WORK TO COMPLETE:
All of the lines below are to be printed again exactly; images are excluded from the output.

RECORDS SUPPLIED:
##############################
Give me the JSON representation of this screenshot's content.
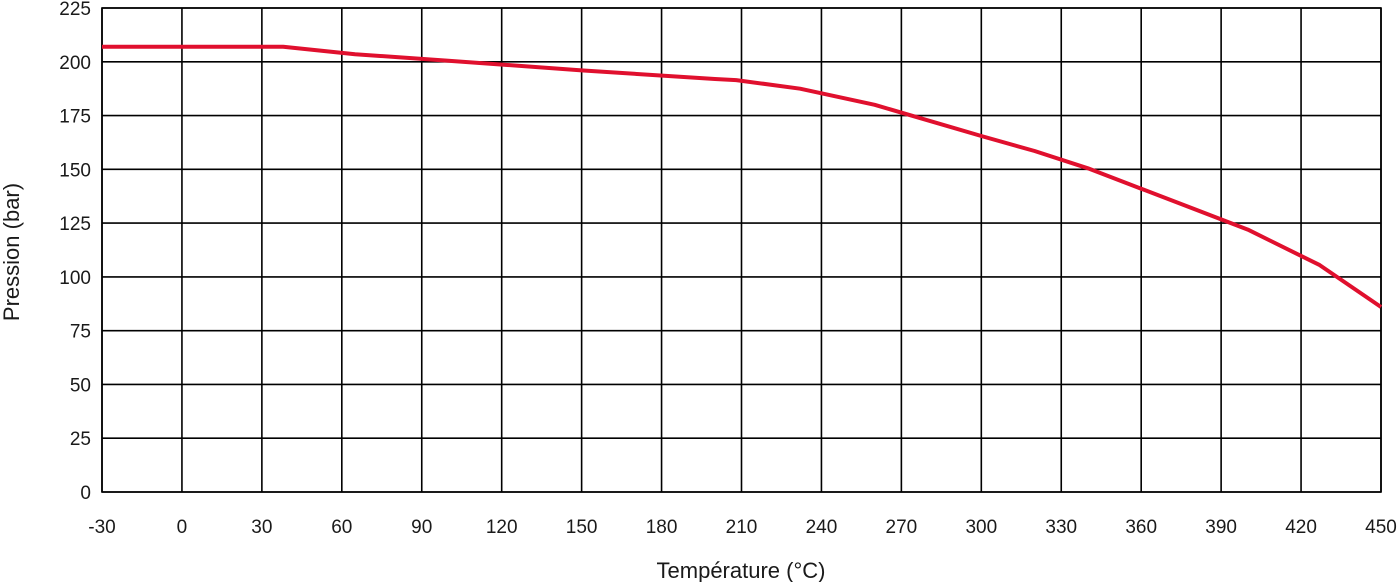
{
  "chart_data": {
    "type": "line",
    "xlabel": "Température (°C)",
    "ylabel": "Pression (bar)",
    "xlim": [
      -30,
      450
    ],
    "ylim": [
      0,
      225
    ],
    "x_ticks": [
      -30,
      0,
      30,
      60,
      90,
      120,
      150,
      180,
      210,
      240,
      270,
      300,
      330,
      360,
      390,
      420,
      450
    ],
    "y_ticks": [
      0,
      25,
      50,
      75,
      100,
      125,
      150,
      175,
      200,
      225
    ],
    "x_tick_labels": [
      "-30",
      "0",
      "30",
      "60",
      "90",
      "120",
      "150",
      "180",
      "210",
      "240",
      "270",
      "300",
      "330",
      "360",
      "390",
      "420",
      "450"
    ],
    "y_tick_labels": [
      "0",
      "25",
      "50",
      "75",
      "100",
      "125",
      "150",
      "175",
      "200",
      "225"
    ],
    "grid": true,
    "series": [
      {
        "color": "#e0102e",
        "x": [
          -30,
          38,
          65,
          100,
          150,
          200,
          208,
          232,
          260,
          300,
          320,
          340,
          360,
          380,
          400,
          427,
          450
        ],
        "y": [
          207,
          207,
          203.5,
          200.5,
          196,
          192,
          191.5,
          187.5,
          180,
          165.5,
          158.5,
          150.5,
          141,
          131.5,
          122,
          105.5,
          86
        ]
      }
    ]
  }
}
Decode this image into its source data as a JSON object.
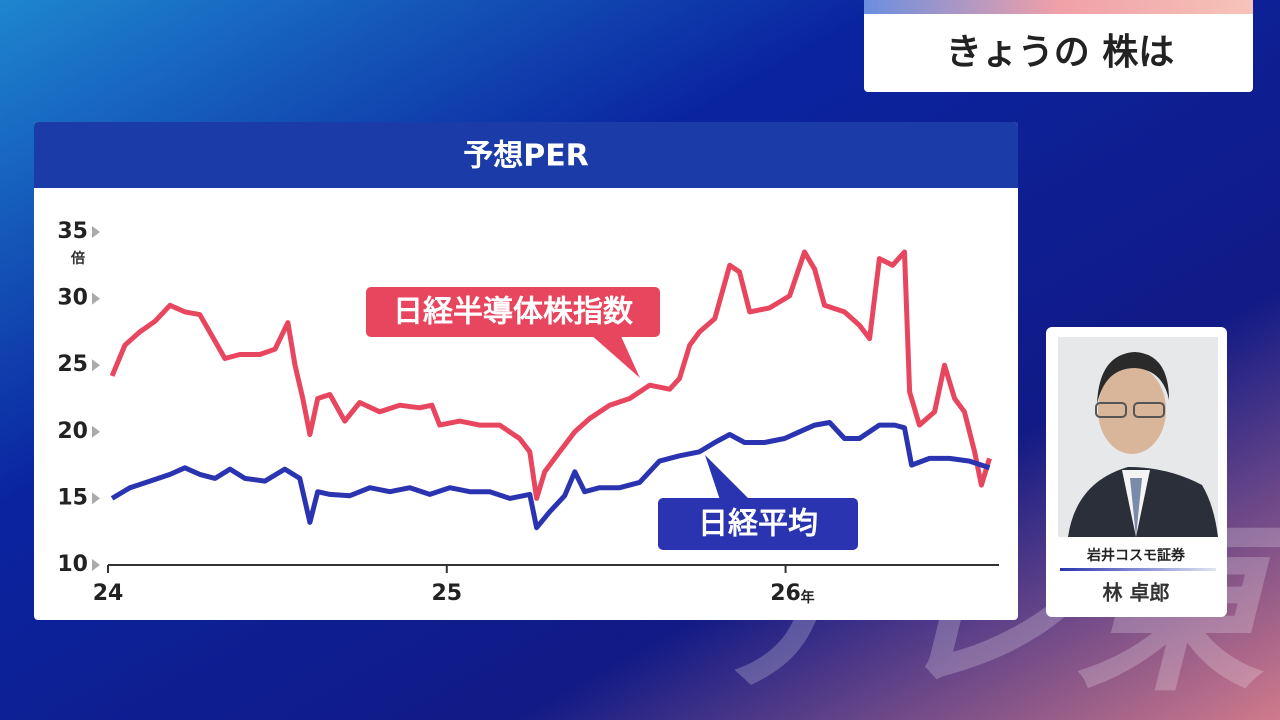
{
  "header": {
    "title": "きょうの 株は"
  },
  "watermark": "テレ東",
  "guest": {
    "company": "岩井コスモ証券",
    "name": "林 卓郎"
  },
  "chart_data": {
    "type": "line",
    "title": "予想PER",
    "y_unit_label": "倍",
    "x_unit_label": "年",
    "xlim": [
      24,
      26.63
    ],
    "xticks": [
      24,
      25,
      26
    ],
    "ylim": [
      10,
      35
    ],
    "yticks": [
      10,
      15,
      20,
      25,
      30,
      35
    ],
    "grid": false,
    "series": [
      {
        "name": "日経半導体株指数",
        "color": "#e8465e",
        "x": [
          24.012,
          24.05,
          24.094,
          24.139,
          24.183,
          24.227,
          24.271,
          24.307,
          24.345,
          24.389,
          24.448,
          24.493,
          24.531,
          24.552,
          24.575,
          24.596,
          24.619,
          24.655,
          24.699,
          24.743,
          24.802,
          24.861,
          24.92,
          24.956,
          24.979,
          25.038,
          25.097,
          25.156,
          25.215,
          25.245,
          25.265,
          25.289,
          25.333,
          25.378,
          25.422,
          25.481,
          25.54,
          25.599,
          25.658,
          25.687,
          25.717,
          25.746,
          25.791,
          25.835,
          25.864,
          25.894,
          25.953,
          26.012,
          26.056,
          26.086,
          26.115,
          26.174,
          26.218,
          26.248,
          26.277,
          26.316,
          26.351,
          26.366,
          26.395,
          26.44,
          26.469,
          26.499,
          26.528,
          26.558,
          26.578,
          26.602
        ],
        "values": [
          24.2,
          26.5,
          27.5,
          28.3,
          29.5,
          29,
          28.8,
          27.2,
          25.5,
          25.8,
          25.8,
          26.2,
          28.2,
          25,
          22.5,
          19.8,
          22.5,
          22.8,
          20.8,
          22.2,
          21.5,
          22,
          21.8,
          22,
          20.5,
          20.8,
          20.5,
          20.5,
          19.5,
          18.5,
          15,
          17,
          18.5,
          20,
          21,
          22,
          22.5,
          23.5,
          23.2,
          24,
          26.5,
          27.5,
          28.5,
          32.5,
          32,
          29,
          29.3,
          30.2,
          33.5,
          32.2,
          29.5,
          29,
          28,
          27,
          33,
          32.5,
          33.5,
          23,
          20.5,
          21.5,
          25,
          22.5,
          21.5,
          18.5,
          16,
          18
        ]
      },
      {
        "name": "日経平均",
        "color": "#2a34b0",
        "x": [
          24.012,
          24.065,
          24.124,
          24.183,
          24.227,
          24.271,
          24.316,
          24.36,
          24.404,
          24.463,
          24.522,
          24.566,
          24.596,
          24.619,
          24.655,
          24.714,
          24.773,
          24.832,
          24.891,
          24.95,
          25.009,
          25.068,
          25.127,
          25.186,
          25.245,
          25.265,
          25.304,
          25.348,
          25.378,
          25.407,
          25.451,
          25.51,
          25.569,
          25.628,
          25.687,
          25.746,
          25.791,
          25.835,
          25.879,
          25.938,
          25.997,
          26.041,
          26.086,
          26.13,
          26.174,
          26.218,
          26.277,
          26.322,
          26.351,
          26.372,
          26.425,
          26.484,
          26.543,
          26.602
        ],
        "values": [
          15,
          15.8,
          16.3,
          16.8,
          17.3,
          16.8,
          16.5,
          17.2,
          16.5,
          16.3,
          17.2,
          16.5,
          13.2,
          15.5,
          15.3,
          15.2,
          15.8,
          15.5,
          15.8,
          15.3,
          15.8,
          15.5,
          15.5,
          15,
          15.3,
          12.8,
          14,
          15.2,
          17,
          15.5,
          15.8,
          15.8,
          16.2,
          17.8,
          18.2,
          18.5,
          19.2,
          19.8,
          19.2,
          19.2,
          19.5,
          20,
          20.5,
          20.7,
          19.5,
          19.5,
          20.5,
          20.5,
          20.3,
          17.5,
          18,
          18,
          17.8,
          17.3
        ]
      }
    ]
  }
}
##############################
PROBLEM SOLUTION:
Give me the JSON representation of this screenshot's content.
{
  "chart_data": {
    "type": "line",
    "xlabel": "Température (°C)",
    "ylabel": "Pression (bar)",
    "xlim": [
      -30,
      450
    ],
    "ylim": [
      0,
      225
    ],
    "x_ticks": [
      -30,
      0,
      30,
      60,
      90,
      120,
      150,
      180,
      210,
      240,
      270,
      300,
      330,
      360,
      390,
      420,
      450
    ],
    "y_ticks": [
      0,
      25,
      50,
      75,
      100,
      125,
      150,
      175,
      200,
      225
    ],
    "x_tick_labels": [
      "-30",
      "0",
      "30",
      "60",
      "90",
      "120",
      "150",
      "180",
      "210",
      "240",
      "270",
      "300",
      "330",
      "360",
      "390",
      "420",
      "450"
    ],
    "y_tick_labels": [
      "0",
      "25",
      "50",
      "75",
      "100",
      "125",
      "150",
      "175",
      "200",
      "225"
    ],
    "grid": true,
    "series": [
      {
        "color": "#e0102e",
        "x": [
          -30,
          38,
          65,
          100,
          150,
          200,
          208,
          232,
          260,
          300,
          320,
          340,
          360,
          380,
          400,
          427,
          450
        ],
        "y": [
          207,
          207,
          203.5,
          200.5,
          196,
          192,
          191.5,
          187.5,
          180,
          165.5,
          158.5,
          150.5,
          141,
          131.5,
          122,
          105.5,
          86
        ]
      }
    ]
  }
}
Decode this image into its source data as a JSON object.
{
  "header": {
    "title": "きょうの 株は"
  },
  "watermark": "テレ東",
  "guest": {
    "company": "岩井コスモ証券",
    "name": "林 卓郎"
  },
  "chart_data": {
    "type": "line",
    "title": "予想PER",
    "y_unit_label": "倍",
    "x_unit_label": "年",
    "xlim": [
      24,
      26.63
    ],
    "xticks": [
      24,
      25,
      26
    ],
    "ylim": [
      10,
      35
    ],
    "yticks": [
      10,
      15,
      20,
      25,
      30,
      35
    ],
    "grid": false,
    "series": [
      {
        "name": "日経半導体株指数",
        "color": "#e8465e",
        "x": [
          24.012,
          24.05,
          24.094,
          24.139,
          24.183,
          24.227,
          24.271,
          24.307,
          24.345,
          24.389,
          24.448,
          24.493,
          24.531,
          24.552,
          24.575,
          24.596,
          24.619,
          24.655,
          24.699,
          24.743,
          24.802,
          24.861,
          24.92,
          24.956,
          24.979,
          25.038,
          25.097,
          25.156,
          25.215,
          25.245,
          25.265,
          25.289,
          25.333,
          25.378,
          25.422,
          25.481,
          25.54,
          25.599,
          25.658,
          25.687,
          25.717,
          25.746,
          25.791,
          25.835,
          25.864,
          25.894,
          25.953,
          26.012,
          26.056,
          26.086,
          26.115,
          26.174,
          26.218,
          26.248,
          26.277,
          26.316,
          26.351,
          26.366,
          26.395,
          26.44,
          26.469,
          26.499,
          26.528,
          26.558,
          26.578,
          26.602
        ],
        "values": [
          24.2,
          26.5,
          27.5,
          28.3,
          29.5,
          29,
          28.8,
          27.2,
          25.5,
          25.8,
          25.8,
          26.2,
          28.2,
          25,
          22.5,
          19.8,
          22.5,
          22.8,
          20.8,
          22.2,
          21.5,
          22,
          21.8,
          22,
          20.5,
          20.8,
          20.5,
          20.5,
          19.5,
          18.5,
          15,
          17,
          18.5,
          20,
          21,
          22,
          22.5,
          23.5,
          23.2,
          24,
          26.5,
          27.5,
          28.5,
          32.5,
          32,
          29,
          29.3,
          30.2,
          33.5,
          32.2,
          29.5,
          29,
          28,
          27,
          33,
          32.5,
          33.5,
          23,
          20.5,
          21.5,
          25,
          22.5,
          21.5,
          18.5,
          16,
          18
        ]
      },
      {
        "name": "日経平均",
        "color": "#2a34b0",
        "x": [
          24.012,
          24.065,
          24.124,
          24.183,
          24.227,
          24.271,
          24.316,
          24.36,
          24.404,
          24.463,
          24.522,
          24.566,
          24.596,
          24.619,
          24.655,
          24.714,
          24.773,
          24.832,
          24.891,
          24.95,
          25.009,
          25.068,
          25.127,
          25.186,
          25.245,
          25.265,
          25.304,
          25.348,
          25.378,
          25.407,
          25.451,
          25.51,
          25.569,
          25.628,
          25.687,
          25.746,
          25.791,
          25.835,
          25.879,
          25.938,
          25.997,
          26.041,
          26.086,
          26.13,
          26.174,
          26.218,
          26.277,
          26.322,
          26.351,
          26.372,
          26.425,
          26.484,
          26.543,
          26.602
        ],
        "values": [
          15,
          15.8,
          16.3,
          16.8,
          17.3,
          16.8,
          16.5,
          17.2,
          16.5,
          16.3,
          17.2,
          16.5,
          13.2,
          15.5,
          15.3,
          15.2,
          15.8,
          15.5,
          15.8,
          15.3,
          15.8,
          15.5,
          15.5,
          15,
          15.3,
          12.8,
          14,
          15.2,
          17,
          15.5,
          15.8,
          15.8,
          16.2,
          17.8,
          18.2,
          18.5,
          19.2,
          19.8,
          19.2,
          19.2,
          19.5,
          20,
          20.5,
          20.7,
          19.5,
          19.5,
          20.5,
          20.5,
          20.3,
          17.5,
          18,
          18,
          17.8,
          17.3
        ]
      }
    ]
  }
}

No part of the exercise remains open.